◆ Task ◆
Wherever a line in the data below holds "this", copy that line.

*** Provided entries

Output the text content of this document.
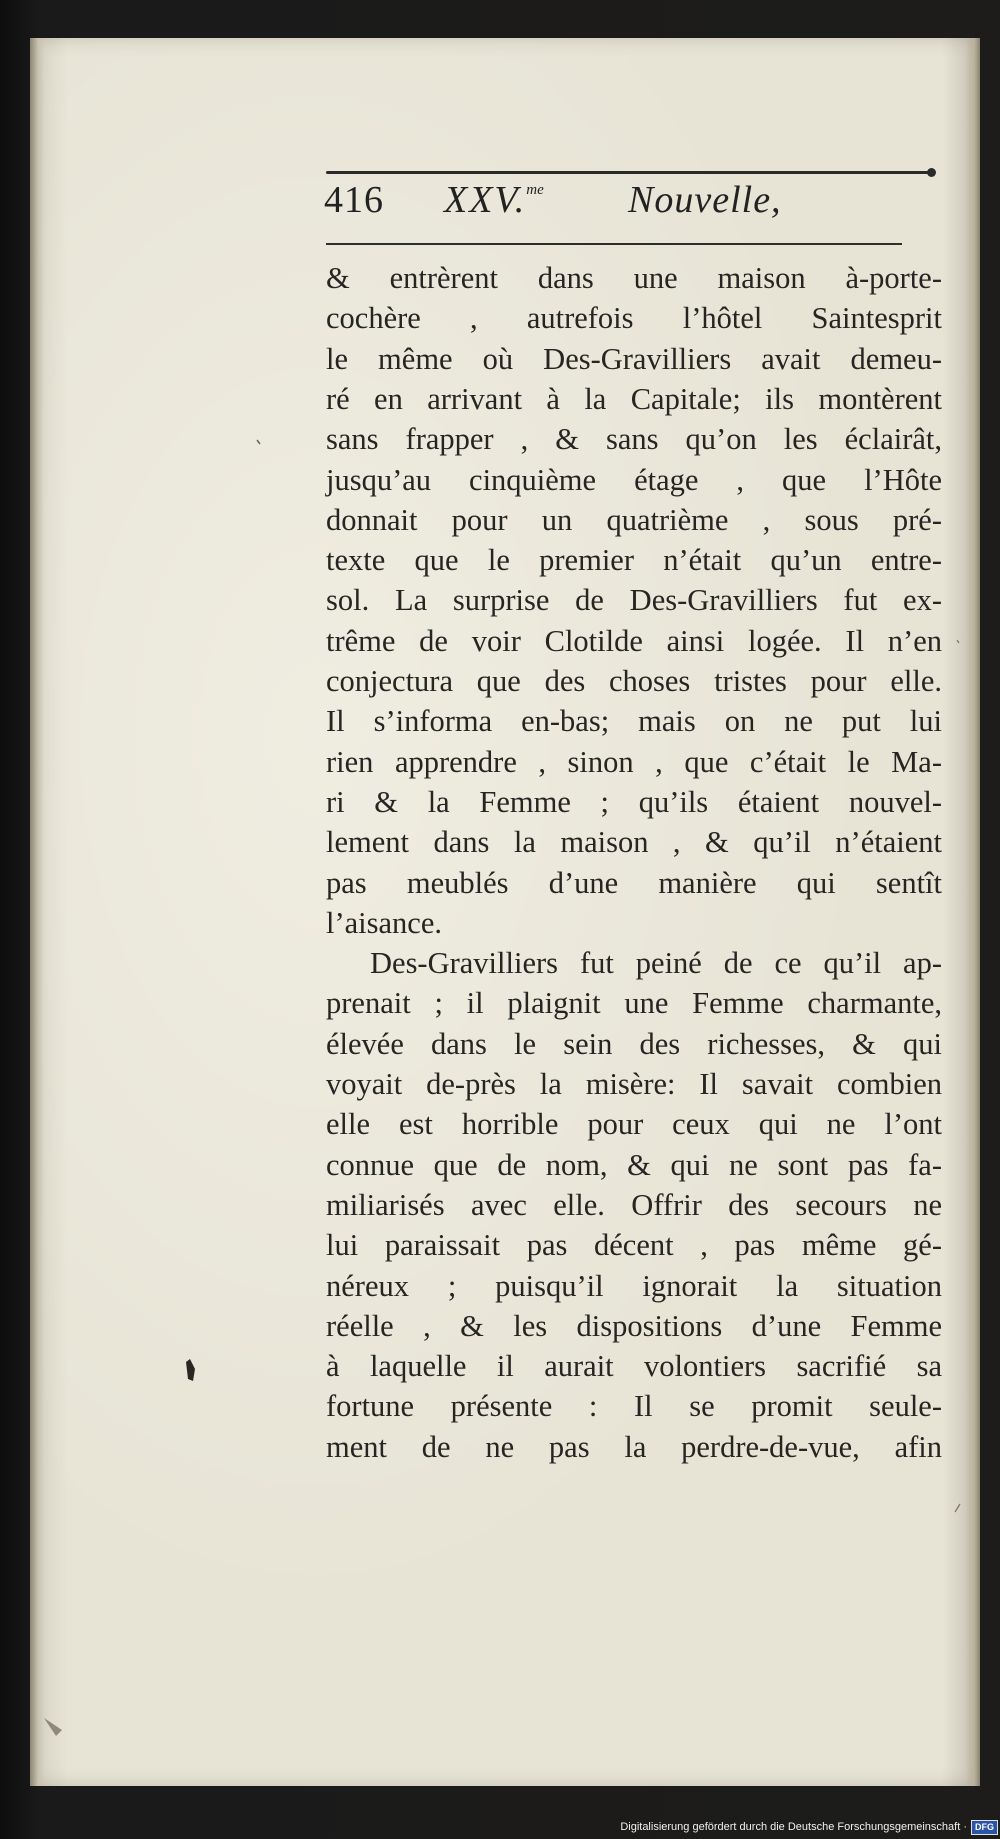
416 XXV.$^{me}$ Nouvelle,
& entrèrent dans une maison à-porte-
cochère , autrefois l’hôtel Saintesprit
le même où Des-Gravilliers avait demeu-
ré en arrivant à la Capitale; ils montèrent
sans frapper , & sans qu’on les éclairât,
jusqu’au cinquième étage , que l’Hôte
donnait pour un quatrième , sous pré-
texte que le premier n’était qu’un entre-
sol. La surprise de Des-Gravilliers fut ex-
trême de voir Clotilde ainsi logée. Il n’en
conjectura que des choses tristes pour elle.
Il s’informa en-bas; mais on ne put lui
rien apprendre , sinon , que c’était le Ma-
ri & la Femme ; qu’ils étaient nouvel-
lement dans la maison , & qu’il n’étaient
pas meublés d’une manière qui sentît
l’aisance.
Des-Gravilliers fut peiné de ce qu’il ap-
prenait ; il plaignit une Femme charmante,
élevée dans le sein des richesses, & qui
voyait de-près la misère: Il savait combien
elle est horrible pour ceux qui ne l’ont
connue que de nom, & qui ne sont pas fa-
miliarisés avec elle. Offrir des secours ne
lui paraissait pas décent , pas même gé-
néreux ; puisqu’il ignorait la situation
réelle , & les dispositions d’une Femme
à laquelle il aurait volontiers sacrifié sa
fortune présente : Il se promit seule-
ment de ne pas la perdre-de-vue, afin
Digitalisierung gefördert durch die Deutsche Forschungsgemeinschaft · DFG
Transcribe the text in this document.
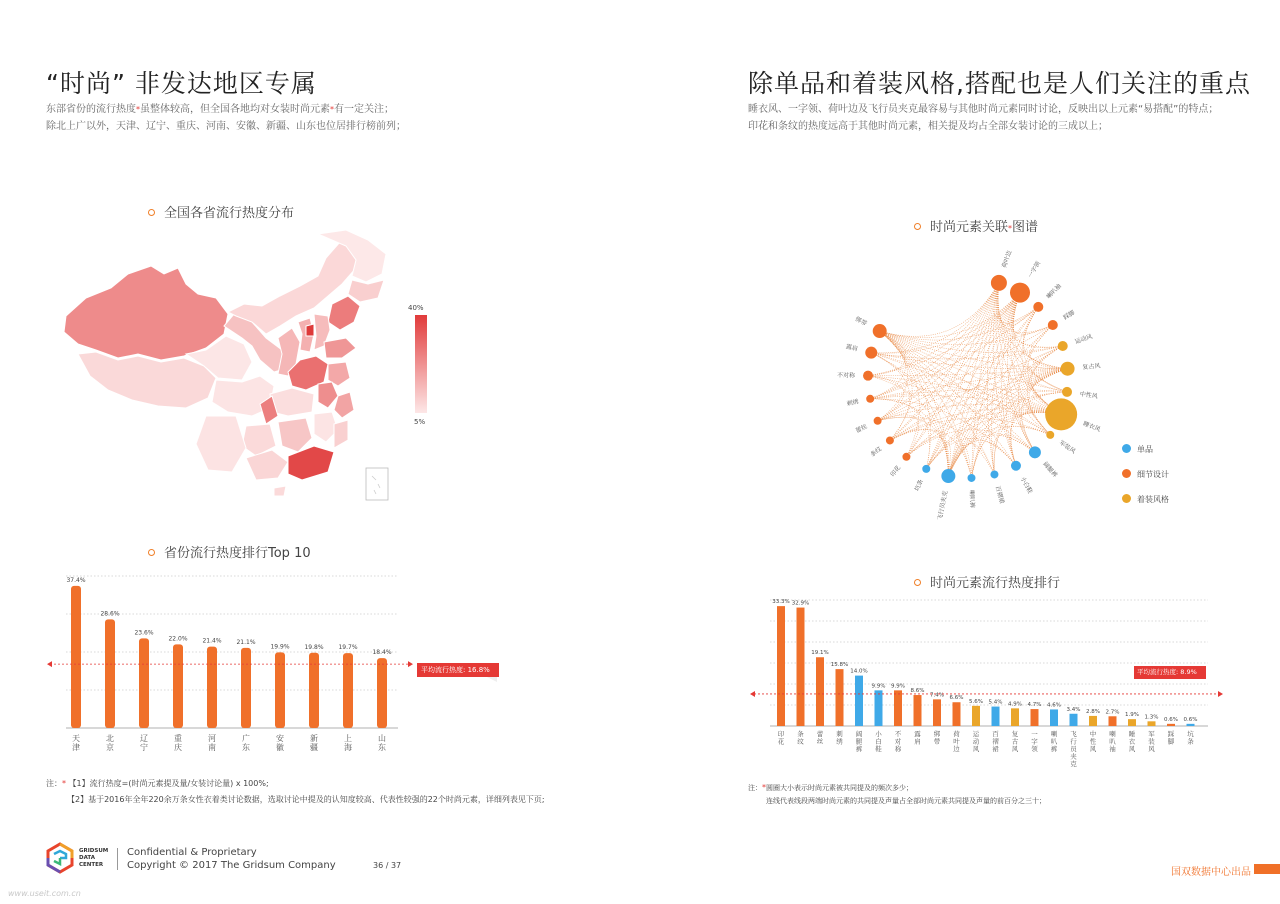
“时尚” 非发达地区专属
东部省份的流行热度*虽整体较高，但全国各地均对女装时尚元素*有一定关注；
除北上广以外，天津、辽宁、重庆、河南、安徽、新疆、山东也位居排行榜前列；
全国各省流行热度分布
40%
5%
省份流行热度排行Top 10
37.4%
天津
28.6%
北京
23.6%
辽宁
22.0%
重庆
21.4%
河南
21.1%
广东
19.9%
安徽
19.8%
新疆
19.7%
上海
18.4%
山东
平均流行热度: 16.8%
注：* 【1】流行热度=(时尚元素提及量/女装讨论量) x 100%;
【2】基于2016年全年220余万条女性衣着类讨论数据，选取讨论中提及的认知度较高、代表性较强的22个时尚元素，详细列表见下页;
除单品和着装风格,搭配也是人们关注的重点
睡衣风、一字领、荷叶边及飞行员夹克最容易与其他时尚元素同时讨论，反映出以上元素“易搭配”的特点；
印花和条纹的热度远高于其他时尚元素，相关提及均占全部女装讨论的三成以上；
时尚元素关联*图谱
荷叶边
一字领
喇叭袖
踩脚
运动风
复古风
中性风
睡衣风
军装风
阔腿裤
小白鞋
百褶裙
喇叭裤
飞行员夹克
坑条
印花
条纹
蕾丝
刺绣
不对称
露肩
绑带
单品
细节设计
着装风格
时尚元素流行热度排行
33.3%
印花
32.9%
条纹
19.1%
蕾丝
15.8%
刺绣
14.0%
阔腿裤
9.9%
小白鞋
9.9%
不对称
8.6%
露肩
7.4%
绑带
6.6%
荷叶边
5.6%
运动风
5.4%
百褶裙
4.9%
复古风
4.7%
一字领
4.6%
喇叭裤
3.4%
飞行员夹克
2.8%
中性风
2.7%
喇叭袖
1.9%
睡衣风
1.3%
军装风
0.6%
踩脚
0.6%
坑条
平均流行热度: 8.9%
注：*圆圈大小表示时尚元素被共同提及的频次多少；
连线代表线段两端时尚元素的共同提及声量占全部时尚元素共同提及声量的前百分之三十；
GRIDSUM
DATA
CENTER
Confidential & Proprietary
Copyright © 2017 The Gridsum Company	36 / 37
www.useit.com.cn
国双数据中心出品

******

◆ Complete response ◆
Output the text content of this document.
Transcribe the text in this document.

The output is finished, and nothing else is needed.